---- DATA LISTING

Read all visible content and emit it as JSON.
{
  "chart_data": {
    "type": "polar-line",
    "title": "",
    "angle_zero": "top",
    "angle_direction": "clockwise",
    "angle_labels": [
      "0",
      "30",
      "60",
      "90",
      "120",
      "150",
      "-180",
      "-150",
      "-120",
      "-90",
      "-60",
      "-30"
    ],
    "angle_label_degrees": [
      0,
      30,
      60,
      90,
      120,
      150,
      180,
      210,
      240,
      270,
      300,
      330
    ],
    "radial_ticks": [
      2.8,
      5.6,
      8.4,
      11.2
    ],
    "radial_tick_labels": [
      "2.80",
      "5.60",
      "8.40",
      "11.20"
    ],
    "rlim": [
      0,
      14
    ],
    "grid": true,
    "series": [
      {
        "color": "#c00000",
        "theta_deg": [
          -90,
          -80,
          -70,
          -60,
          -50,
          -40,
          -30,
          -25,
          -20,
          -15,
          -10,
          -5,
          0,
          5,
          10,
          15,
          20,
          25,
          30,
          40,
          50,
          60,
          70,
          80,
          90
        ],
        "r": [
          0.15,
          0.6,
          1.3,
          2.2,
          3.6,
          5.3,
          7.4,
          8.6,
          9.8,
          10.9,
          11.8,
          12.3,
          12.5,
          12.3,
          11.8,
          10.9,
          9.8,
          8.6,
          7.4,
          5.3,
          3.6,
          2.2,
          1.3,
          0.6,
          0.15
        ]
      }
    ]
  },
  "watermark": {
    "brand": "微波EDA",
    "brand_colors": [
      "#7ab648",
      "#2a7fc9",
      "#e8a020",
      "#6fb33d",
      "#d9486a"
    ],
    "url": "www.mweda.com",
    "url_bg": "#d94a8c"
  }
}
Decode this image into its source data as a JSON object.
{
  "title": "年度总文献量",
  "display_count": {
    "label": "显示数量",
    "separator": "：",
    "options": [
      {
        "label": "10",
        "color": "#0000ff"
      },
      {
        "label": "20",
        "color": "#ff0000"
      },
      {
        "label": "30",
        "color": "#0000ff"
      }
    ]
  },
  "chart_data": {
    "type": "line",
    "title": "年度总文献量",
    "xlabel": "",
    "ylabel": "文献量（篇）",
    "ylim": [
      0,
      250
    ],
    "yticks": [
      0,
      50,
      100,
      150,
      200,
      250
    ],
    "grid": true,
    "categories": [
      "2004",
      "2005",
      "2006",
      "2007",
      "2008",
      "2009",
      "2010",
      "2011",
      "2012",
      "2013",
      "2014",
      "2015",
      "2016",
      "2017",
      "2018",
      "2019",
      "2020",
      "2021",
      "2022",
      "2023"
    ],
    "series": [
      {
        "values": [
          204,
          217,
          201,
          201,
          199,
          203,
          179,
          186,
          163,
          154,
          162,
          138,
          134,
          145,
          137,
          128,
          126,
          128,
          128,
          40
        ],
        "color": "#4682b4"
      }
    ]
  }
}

--------

**WHAT IS NEEDED**
Every record above must be duplicated exactly.

**RESULT FOR THIS EXERCISE**
Read all visible content and emit it as JSON.
{
  "chart_data": {
    "type": "polar-line",
    "title": "",
    "angle_zero": "top",
    "angle_direction": "clockwise",
    "angle_labels": [
      "0",
      "30",
      "60",
      "90",
      "120",
      "150",
      "-180",
      "-150",
      "-120",
      "-90",
      "-60",
      "-30"
    ],
    "angle_label_degrees": [
      0,
      30,
      60,
      90,
      120,
      150,
      180,
      210,
      240,
      270,
      300,
      330
    ],
    "radial_ticks": [
      2.8,
      5.6,
      8.4,
      11.2
    ],
    "radial_tick_labels": [
      "2.80",
      "5.60",
      "8.40",
      "11.20"
    ],
    "rlim": [
      0,
      14
    ],
    "grid": true,
    "series": [
      {
        "color": "#c00000",
        "theta_deg": [
          -90,
          -80,
          -70,
          -60,
          -50,
          -40,
          -30,
          -25,
          -20,
          -15,
          -10,
          -5,
          0,
          5,
          10,
          15,
          20,
          25,
          30,
          40,
          50,
          60,
          70,
          80,
          90
        ],
        "r": [
          0.15,
          0.6,
          1.3,
          2.2,
          3.6,
          5.3,
          7.4,
          8.6,
          9.8,
          10.9,
          11.8,
          12.3,
          12.5,
          12.3,
          11.8,
          10.9,
          9.8,
          8.6,
          7.4,
          5.3,
          3.6,
          2.2,
          1.3,
          0.6,
          0.15
        ]
      }
    ]
  },
  "watermark": {
    "brand": "微波EDA",
    "brand_colors": [
      "#7ab648",
      "#2a7fc9",
      "#e8a020",
      "#6fb33d",
      "#d9486a"
    ],
    "url": "www.mweda.com",
    "url_bg": "#d94a8c"
  }
}
Decode this image into its source data as a JSON object.
{
  "title": "年度总文献量",
  "display_count": {
    "label": "显示数量",
    "separator": "：",
    "options": [
      {
        "label": "10",
        "color": "#0000ff"
      },
      {
        "label": "20",
        "color": "#ff0000"
      },
      {
        "label": "30",
        "color": "#0000ff"
      }
    ]
  },
  "chart_data": {
    "type": "line",
    "title": "年度总文献量",
    "xlabel": "",
    "ylabel": "文献量（篇）",
    "ylim": [
      0,
      250
    ],
    "yticks": [
      0,
      50,
      100,
      150,
      200,
      250
    ],
    "grid": true,
    "categories": [
      "2004",
      "2005",
      "2006",
      "2007",
      "2008",
      "2009",
      "2010",
      "2011",
      "2012",
      "2013",
      "2014",
      "2015",
      "2016",
      "2017",
      "2018",
      "2019",
      "2020",
      "2021",
      "2022",
      "2023"
    ],
    "series": [
      {
        "values": [
          204,
          217,
          201,
          201,
          199,
          203,
          179,
          186,
          163,
          154,
          162,
          138,
          134,
          145,
          137,
          128,
          126,
          128,
          128,
          40
        ],
        "color": "#4682b4"
      }
    ]
  }
}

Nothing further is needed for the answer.